* **Stored data**
----

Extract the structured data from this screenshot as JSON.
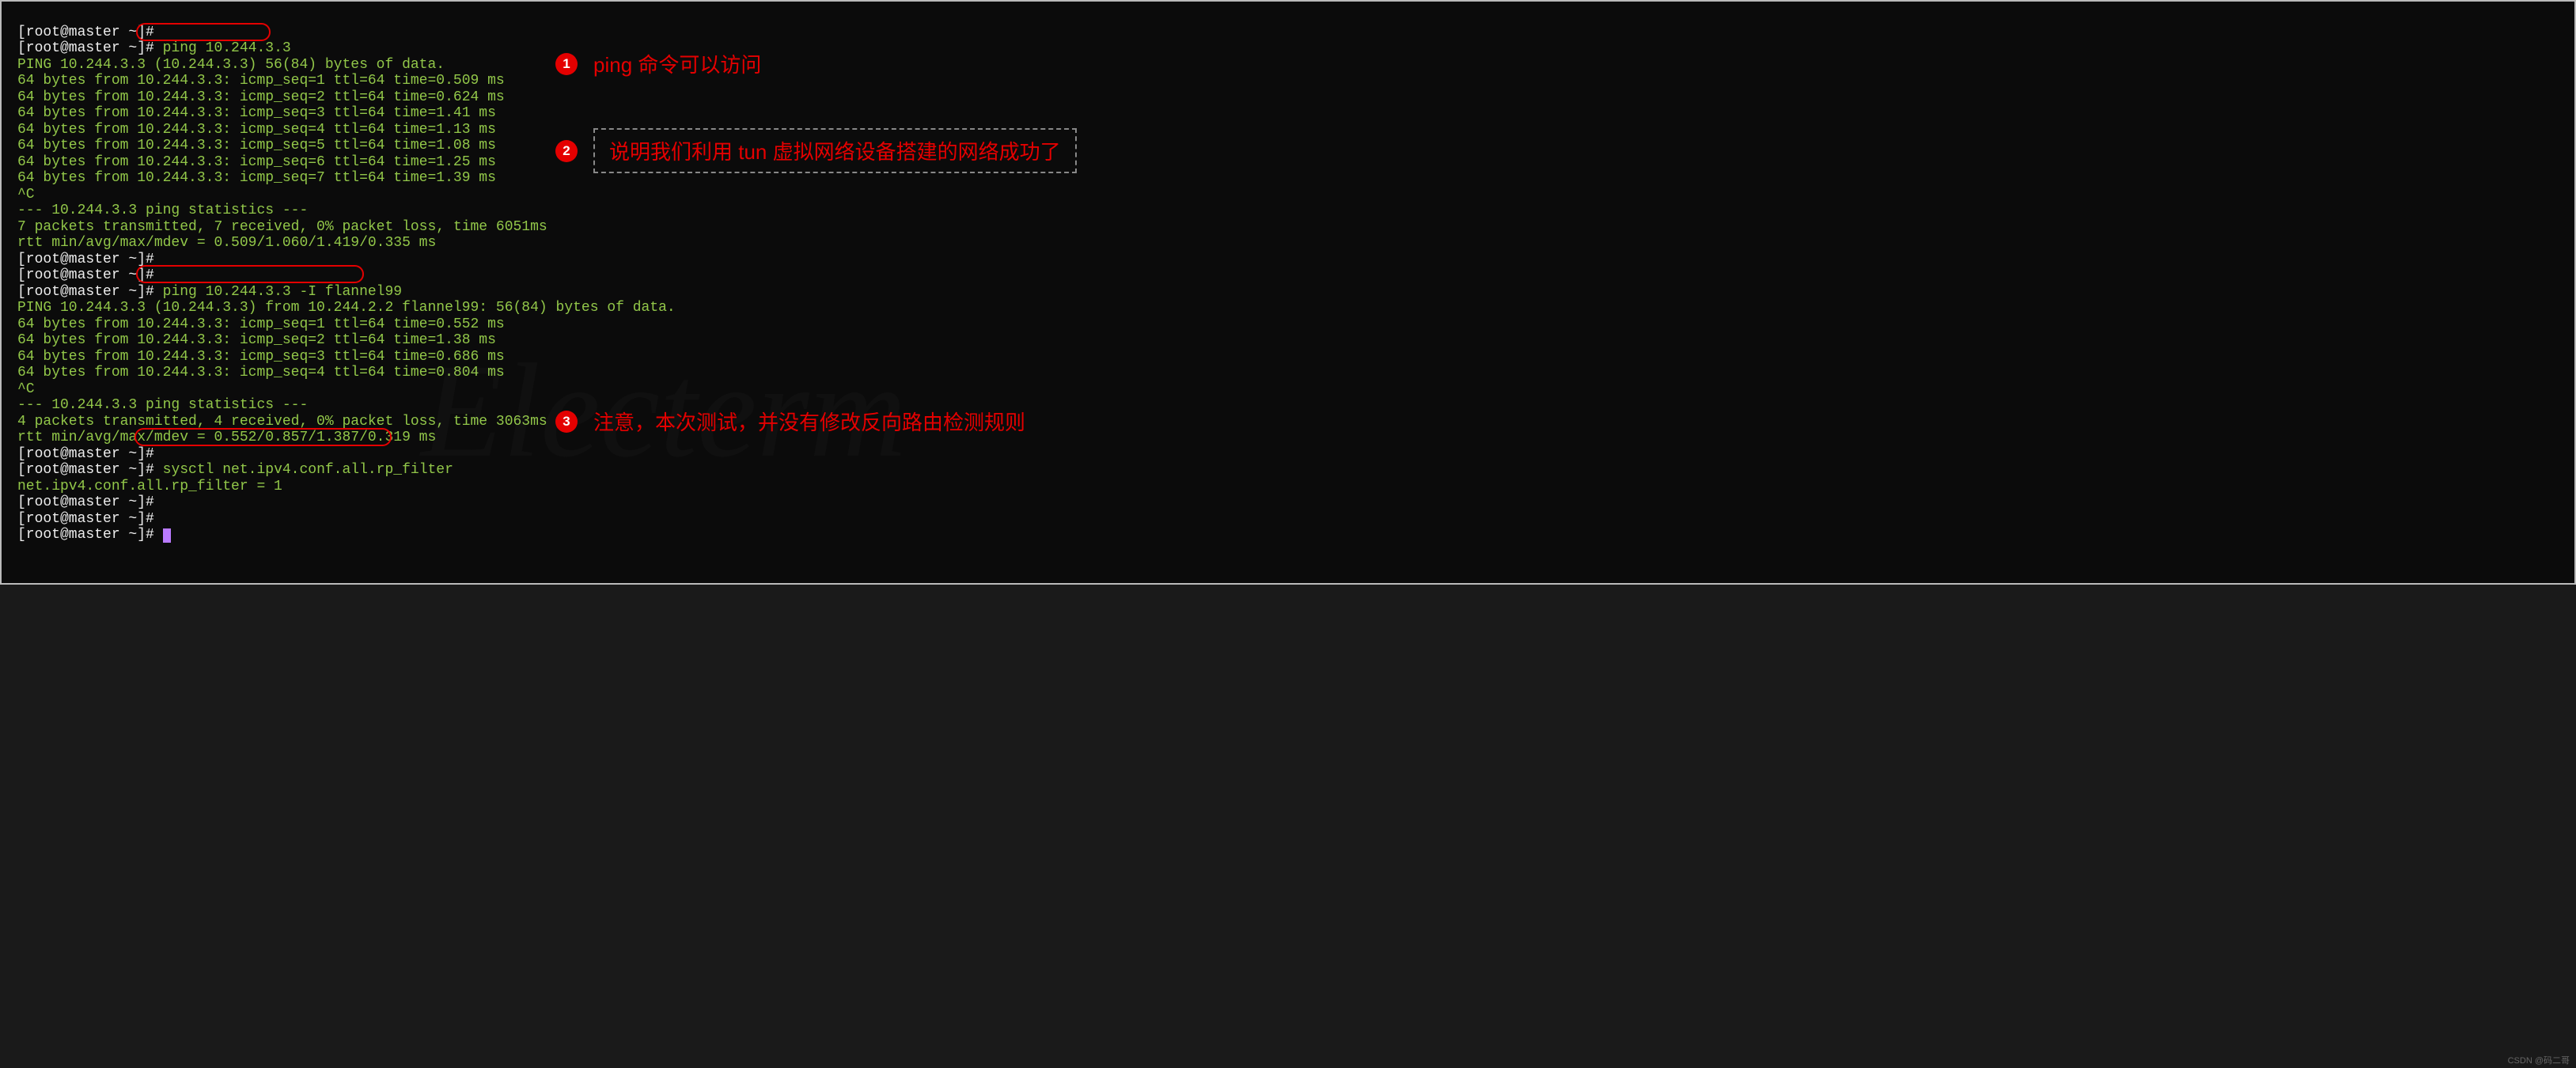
{
  "prompt_prefix": "[root@master ~]#",
  "commands": {
    "ping1": "ping 10.244.3.3",
    "ping2": "ping 10.244.3.3 -I flannel99",
    "sysctl": "sysctl net.ipv4.conf.all.rp_filter"
  },
  "output": {
    "ping1_header": "PING 10.244.3.3 (10.244.3.3) 56(84) bytes of data.",
    "ping1_lines": [
      "64 bytes from 10.244.3.3: icmp_seq=1 ttl=64 time=0.509 ms",
      "64 bytes from 10.244.3.3: icmp_seq=2 ttl=64 time=0.624 ms",
      "64 bytes from 10.244.3.3: icmp_seq=3 ttl=64 time=1.41 ms",
      "64 bytes from 10.244.3.3: icmp_seq=4 ttl=64 time=1.13 ms",
      "64 bytes from 10.244.3.3: icmp_seq=5 ttl=64 time=1.08 ms",
      "64 bytes from 10.244.3.3: icmp_seq=6 ttl=64 time=1.25 ms",
      "64 bytes from 10.244.3.3: icmp_seq=7 ttl=64 time=1.39 ms"
    ],
    "ctrl_c": "^C",
    "ping1_stats_sep": "--- 10.244.3.3 ping statistics ---",
    "ping1_stats_1": "7 packets transmitted, 7 received, 0% packet loss, time 6051ms",
    "ping1_stats_2": "rtt min/avg/max/mdev = 0.509/1.060/1.419/0.335 ms",
    "ping2_header": "PING 10.244.3.3 (10.244.3.3) from 10.244.2.2 flannel99: 56(84) bytes of data.",
    "ping2_lines": [
      "64 bytes from 10.244.3.3: icmp_seq=1 ttl=64 time=0.552 ms",
      "64 bytes from 10.244.3.3: icmp_seq=2 ttl=64 time=1.38 ms",
      "64 bytes from 10.244.3.3: icmp_seq=3 ttl=64 time=0.686 ms",
      "64 bytes from 10.244.3.3: icmp_seq=4 ttl=64 time=0.804 ms"
    ],
    "ping2_stats_1": "4 packets transmitted, 4 received, 0% packet loss, time 3063ms",
    "ping2_stats_2": "rtt min/avg/max/mdev = 0.552/0.857/1.387/0.319 ms",
    "sysctl_out": "net.ipv4.conf.all.rp_filter = 1"
  },
  "annotations": {
    "n1": "1",
    "n2": "2",
    "n3": "3",
    "t1": "ping 命令可以访问",
    "t2": "说明我们利用 tun 虚拟网络设备搭建的网络成功了",
    "t3": "注意，本次测试，并没有修改反向路由检测规则"
  },
  "watermark": "Electerm",
  "credit": "CSDN @码二哥"
}
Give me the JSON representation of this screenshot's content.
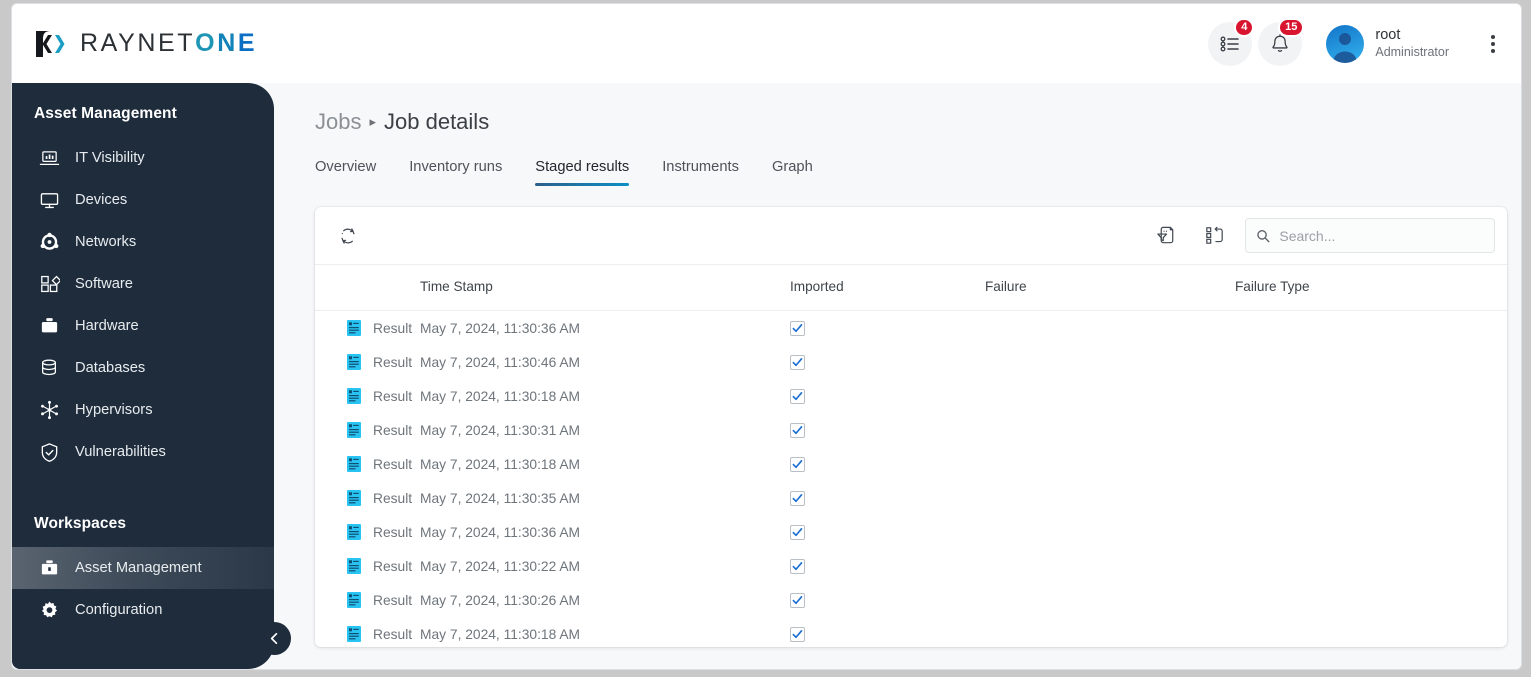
{
  "brand": {
    "name_dark": "RAYNET",
    "name_o": "O",
    "name_n": "N",
    "name_e": "E",
    "mark_dark": "#14181c",
    "mark_teal": "#1a9ec4",
    "color_o": "#1e95b4",
    "color_n": "#1282b8",
    "color_e": "#0d6fc4"
  },
  "topbar": {
    "tasks_badge": "4",
    "notifications_badge": "15",
    "user_name": "root",
    "user_role": "Administrator",
    "badge_color": "#d8152f"
  },
  "sidebar": {
    "section_title": "Asset Management",
    "items": [
      {
        "label": "IT Visibility",
        "icon": "laptop-chart-icon"
      },
      {
        "label": "Devices",
        "icon": "monitor-icon"
      },
      {
        "label": "Networks",
        "icon": "network-nodes-icon"
      },
      {
        "label": "Software",
        "icon": "squares-diamond-icon"
      },
      {
        "label": "Hardware",
        "icon": "toolbox-icon"
      },
      {
        "label": "Databases",
        "icon": "database-icon"
      },
      {
        "label": "Hypervisors",
        "icon": "snowflake-icon"
      },
      {
        "label": "Vulnerabilities",
        "icon": "shield-check-icon"
      }
    ],
    "workspaces_title": "Workspaces",
    "workspaces": [
      {
        "label": "Asset Management",
        "icon": "briefcase-icon",
        "active": true
      },
      {
        "label": "Configuration",
        "icon": "gear-icon",
        "active": false
      }
    ],
    "collapse_icon": "chevron-left-icon",
    "bg": "#1e2c3c"
  },
  "breadcrumb": {
    "parent": "Jobs",
    "separator": "▸",
    "current": "Job details"
  },
  "tabs": [
    {
      "label": "Overview",
      "active": false
    },
    {
      "label": "Inventory runs",
      "active": false
    },
    {
      "label": "Staged results",
      "active": true
    },
    {
      "label": "Instruments",
      "active": false
    },
    {
      "label": "Graph",
      "active": false
    }
  ],
  "toolbar": {
    "refresh_icon": "refresh-circular-arrows-icon",
    "filter_export_icon": "document-filter-icon",
    "columns_icon": "column-layout-icon",
    "search_icon": "search-icon",
    "search_placeholder": "Search...",
    "search_value": ""
  },
  "table": {
    "columns": [
      "",
      "Time Stamp",
      "Imported",
      "Failure",
      "Failure Type"
    ],
    "rows": [
      {
        "type": "Result",
        "timestamp": "May 7, 2024, 11:30:36 AM",
        "imported": true,
        "failure": "",
        "failure_type": ""
      },
      {
        "type": "Result",
        "timestamp": "May 7, 2024, 11:30:46 AM",
        "imported": true,
        "failure": "",
        "failure_type": ""
      },
      {
        "type": "Result",
        "timestamp": "May 7, 2024, 11:30:18 AM",
        "imported": true,
        "failure": "",
        "failure_type": ""
      },
      {
        "type": "Result",
        "timestamp": "May 7, 2024, 11:30:31 AM",
        "imported": true,
        "failure": "",
        "failure_type": ""
      },
      {
        "type": "Result",
        "timestamp": "May 7, 2024, 11:30:18 AM",
        "imported": true,
        "failure": "",
        "failure_type": ""
      },
      {
        "type": "Result",
        "timestamp": "May 7, 2024, 11:30:35 AM",
        "imported": true,
        "failure": "",
        "failure_type": ""
      },
      {
        "type": "Result",
        "timestamp": "May 7, 2024, 11:30:36 AM",
        "imported": true,
        "failure": "",
        "failure_type": ""
      },
      {
        "type": "Result",
        "timestamp": "May 7, 2024, 11:30:22 AM",
        "imported": true,
        "failure": "",
        "failure_type": ""
      },
      {
        "type": "Result",
        "timestamp": "May 7, 2024, 11:30:26 AM",
        "imported": true,
        "failure": "",
        "failure_type": ""
      },
      {
        "type": "Result",
        "timestamp": "May 7, 2024, 11:30:18 AM",
        "imported": true,
        "failure": "",
        "failure_type": ""
      }
    ]
  }
}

----

* **WHAT IS REQUIRED**
Images in the records should not be copied. Repeat all the rest exactly.

* **COMPLETE ANSWER**
Extract the structured data from this screenshot as JSON.
{
  "prompt_prefix": "[root@master ~]#",
  "commands": {
    "ping1": "ping 10.244.3.3",
    "ping2": "ping 10.244.3.3 -I flannel99",
    "sysctl": "sysctl net.ipv4.conf.all.rp_filter"
  },
  "output": {
    "ping1_header": "PING 10.244.3.3 (10.244.3.3) 56(84) bytes of data.",
    "ping1_lines": [
      "64 bytes from 10.244.3.3: icmp_seq=1 ttl=64 time=0.509 ms",
      "64 bytes from 10.244.3.3: icmp_seq=2 ttl=64 time=0.624 ms",
      "64 bytes from 10.244.3.3: icmp_seq=3 ttl=64 time=1.41 ms",
      "64 bytes from 10.244.3.3: icmp_seq=4 ttl=64 time=1.13 ms",
      "64 bytes from 10.244.3.3: icmp_seq=5 ttl=64 time=1.08 ms",
      "64 bytes from 10.244.3.3: icmp_seq=6 ttl=64 time=1.25 ms",
      "64 bytes from 10.244.3.3: icmp_seq=7 ttl=64 time=1.39 ms"
    ],
    "ctrl_c": "^C",
    "ping1_stats_sep": "--- 10.244.3.3 ping statistics ---",
    "ping1_stats_1": "7 packets transmitted, 7 received, 0% packet loss, time 6051ms",
    "ping1_stats_2": "rtt min/avg/max/mdev = 0.509/1.060/1.419/0.335 ms",
    "ping2_header": "PING 10.244.3.3 (10.244.3.3) from 10.244.2.2 flannel99: 56(84) bytes of data.",
    "ping2_lines": [
      "64 bytes from 10.244.3.3: icmp_seq=1 ttl=64 time=0.552 ms",
      "64 bytes from 10.244.3.3: icmp_seq=2 ttl=64 time=1.38 ms",
      "64 bytes from 10.244.3.3: icmp_seq=3 ttl=64 time=0.686 ms",
      "64 bytes from 10.244.3.3: icmp_seq=4 ttl=64 time=0.804 ms"
    ],
    "ping2_stats_1": "4 packets transmitted, 4 received, 0% packet loss, time 3063ms",
    "ping2_stats_2": "rtt min/avg/max/mdev = 0.552/0.857/1.387/0.319 ms",
    "sysctl_out": "net.ipv4.conf.all.rp_filter = 1"
  },
  "annotations": {
    "n1": "1",
    "n2": "2",
    "n3": "3",
    "t1": "ping 命令可以访问",
    "t2": "说明我们利用 tun 虚拟网络设备搭建的网络成功了",
    "t3": "注意，本次测试，并没有修改反向路由检测规则"
  },
  "watermark": "Electerm",
  "credit": "CSDN @码二哥"
}
Give me the JSON representation of this screenshot's content.
{
  "brand": {
    "name_dark": "RAYNET",
    "name_o": "O",
    "name_n": "N",
    "name_e": "E",
    "mark_dark": "#14181c",
    "mark_teal": "#1a9ec4",
    "color_o": "#1e95b4",
    "color_n": "#1282b8",
    "color_e": "#0d6fc4"
  },
  "topbar": {
    "tasks_badge": "4",
    "notifications_badge": "15",
    "user_name": "root",
    "user_role": "Administrator",
    "badge_color": "#d8152f"
  },
  "sidebar": {
    "section_title": "Asset Management",
    "items": [
      {
        "label": "IT Visibility",
        "icon": "laptop-chart-icon"
      },
      {
        "label": "Devices",
        "icon": "monitor-icon"
      },
      {
        "label": "Networks",
        "icon": "network-nodes-icon"
      },
      {
        "label": "Software",
        "icon": "squares-diamond-icon"
      },
      {
        "label": "Hardware",
        "icon": "toolbox-icon"
      },
      {
        "label": "Databases",
        "icon": "database-icon"
      },
      {
        "label": "Hypervisors",
        "icon": "snowflake-icon"
      },
      {
        "label": "Vulnerabilities",
        "icon": "shield-check-icon"
      }
    ],
    "workspaces_title": "Workspaces",
    "workspaces": [
      {
        "label": "Asset Management",
        "icon": "briefcase-icon",
        "active": true
      },
      {
        "label": "Configuration",
        "icon": "gear-icon",
        "active": false
      }
    ],
    "collapse_icon": "chevron-left-icon",
    "bg": "#1e2c3c"
  },
  "breadcrumb": {
    "parent": "Jobs",
    "separator": "▸",
    "current": "Job details"
  },
  "tabs": [
    {
      "label": "Overview",
      "active": false
    },
    {
      "label": "Inventory runs",
      "active": false
    },
    {
      "label": "Staged results",
      "active": true
    },
    {
      "label": "Instruments",
      "active": false
    },
    {
      "label": "Graph",
      "active": false
    }
  ],
  "toolbar": {
    "refresh_icon": "refresh-circular-arrows-icon",
    "filter_export_icon": "document-filter-icon",
    "columns_icon": "column-layout-icon",
    "search_icon": "search-icon",
    "search_placeholder": "Search...",
    "search_value": ""
  },
  "table": {
    "columns": [
      "",
      "Time Stamp",
      "Imported",
      "Failure",
      "Failure Type"
    ],
    "rows": [
      {
        "type": "Result",
        "timestamp": "May 7, 2024, 11:30:36 AM",
        "imported": true,
        "failure": "",
        "failure_type": ""
      },
      {
        "type": "Result",
        "timestamp": "May 7, 2024, 11:30:46 AM",
        "imported": true,
        "failure": "",
        "failure_type": ""
      },
      {
        "type": "Result",
        "timestamp": "May 7, 2024, 11:30:18 AM",
        "imported": true,
        "failure": "",
        "failure_type": ""
      },
      {
        "type": "Result",
        "timestamp": "May 7, 2024, 11:30:31 AM",
        "imported": true,
        "failure": "",
        "failure_type": ""
      },
      {
        "type": "Result",
        "timestamp": "May 7, 2024, 11:30:18 AM",
        "imported": true,
        "failure": "",
        "failure_type": ""
      },
      {
        "type": "Result",
        "timestamp": "May 7, 2024, 11:30:35 AM",
        "imported": true,
        "failure": "",
        "failure_type": ""
      },
      {
        "type": "Result",
        "timestamp": "May 7, 2024, 11:30:36 AM",
        "imported": true,
        "failure": "",
        "failure_type": ""
      },
      {
        "type": "Result",
        "timestamp": "May 7, 2024, 11:30:22 AM",
        "imported": true,
        "failure": "",
        "failure_type": ""
      },
      {
        "type": "Result",
        "timestamp": "May 7, 2024, 11:30:26 AM",
        "imported": true,
        "failure": "",
        "failure_type": ""
      },
      {
        "type": "Result",
        "timestamp": "May 7, 2024, 11:30:18 AM",
        "imported": true,
        "failure": "",
        "failure_type": ""
      }
    ]
  }
}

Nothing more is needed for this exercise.